Dataset rows:
■ ■ ■

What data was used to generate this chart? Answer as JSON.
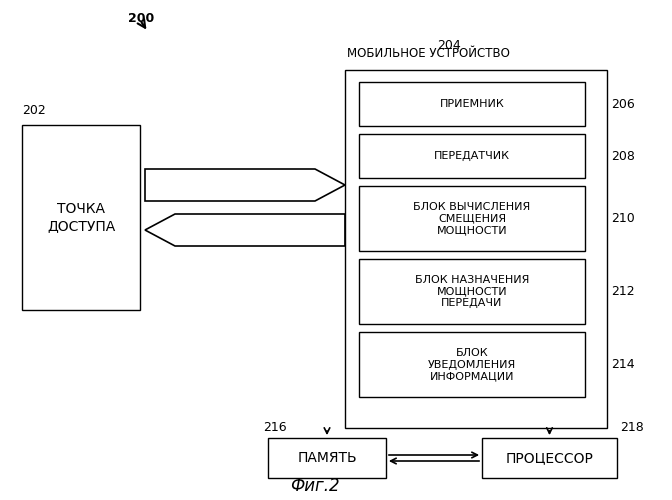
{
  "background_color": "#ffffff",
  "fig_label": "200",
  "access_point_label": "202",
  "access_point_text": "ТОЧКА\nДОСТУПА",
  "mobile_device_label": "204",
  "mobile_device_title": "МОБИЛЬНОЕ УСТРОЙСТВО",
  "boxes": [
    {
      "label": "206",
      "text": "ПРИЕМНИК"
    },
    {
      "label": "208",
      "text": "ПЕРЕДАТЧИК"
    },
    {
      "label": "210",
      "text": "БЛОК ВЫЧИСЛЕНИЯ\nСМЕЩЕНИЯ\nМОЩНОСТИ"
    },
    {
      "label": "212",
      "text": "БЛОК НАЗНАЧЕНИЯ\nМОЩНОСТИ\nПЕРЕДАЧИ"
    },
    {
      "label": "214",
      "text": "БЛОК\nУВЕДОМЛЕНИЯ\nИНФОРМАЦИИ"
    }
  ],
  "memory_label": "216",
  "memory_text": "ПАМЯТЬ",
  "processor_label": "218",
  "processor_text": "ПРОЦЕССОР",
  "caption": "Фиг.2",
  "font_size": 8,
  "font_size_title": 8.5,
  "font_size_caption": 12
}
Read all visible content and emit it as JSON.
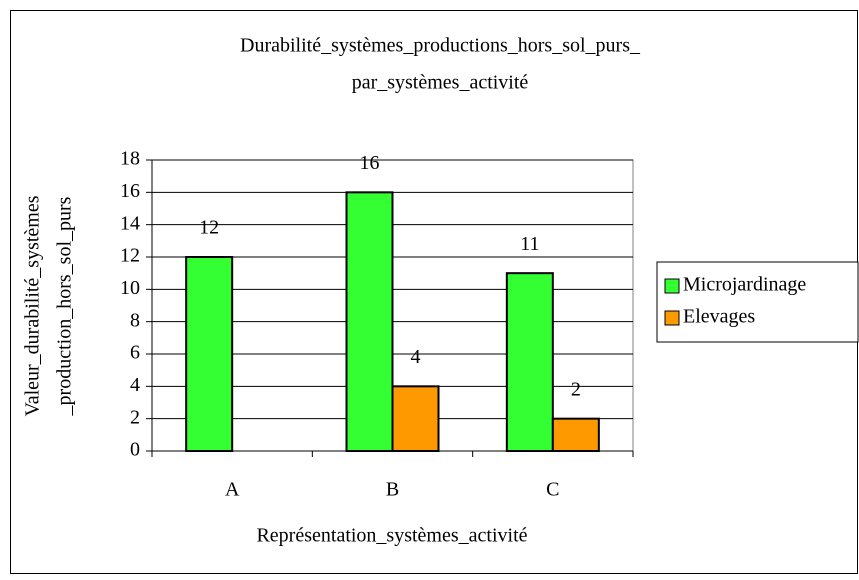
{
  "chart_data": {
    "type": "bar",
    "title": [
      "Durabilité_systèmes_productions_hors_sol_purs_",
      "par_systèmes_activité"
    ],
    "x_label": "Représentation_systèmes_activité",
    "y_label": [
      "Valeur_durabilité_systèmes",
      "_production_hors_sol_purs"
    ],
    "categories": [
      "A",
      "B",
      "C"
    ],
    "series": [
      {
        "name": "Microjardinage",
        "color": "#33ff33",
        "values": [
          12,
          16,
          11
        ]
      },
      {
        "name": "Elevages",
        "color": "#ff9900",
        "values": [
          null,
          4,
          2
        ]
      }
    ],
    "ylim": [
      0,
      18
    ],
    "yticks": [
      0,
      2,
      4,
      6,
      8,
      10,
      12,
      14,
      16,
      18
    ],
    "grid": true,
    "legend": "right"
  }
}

■ ■ ■

> **Exercise task**: Starting at the line that contains "Read all visible content and emit it as JSON.", please write out every line to the end of the entries, inclusive, copied exactly and with pictures omitted.

> **Solution to the exercise**:
Read all visible content and emit it as JSON.
{
  "chart_data": {
    "type": "bar",
    "title": [
      "Durabilité_systèmes_productions_hors_sol_purs_",
      "par_systèmes_activité"
    ],
    "x_label": "Représentation_systèmes_activité",
    "y_label": [
      "Valeur_durabilité_systèmes",
      "_production_hors_sol_purs"
    ],
    "categories": [
      "A",
      "B",
      "C"
    ],
    "series": [
      {
        "name": "Microjardinage",
        "color": "#33ff33",
        "values": [
          12,
          16,
          11
        ]
      },
      {
        "name": "Elevages",
        "color": "#ff9900",
        "values": [
          null,
          4,
          2
        ]
      }
    ],
    "ylim": [
      0,
      18
    ],
    "yticks": [
      0,
      2,
      4,
      6,
      8,
      10,
      12,
      14,
      16,
      18
    ],
    "grid": true,
    "legend": "right"
  }
}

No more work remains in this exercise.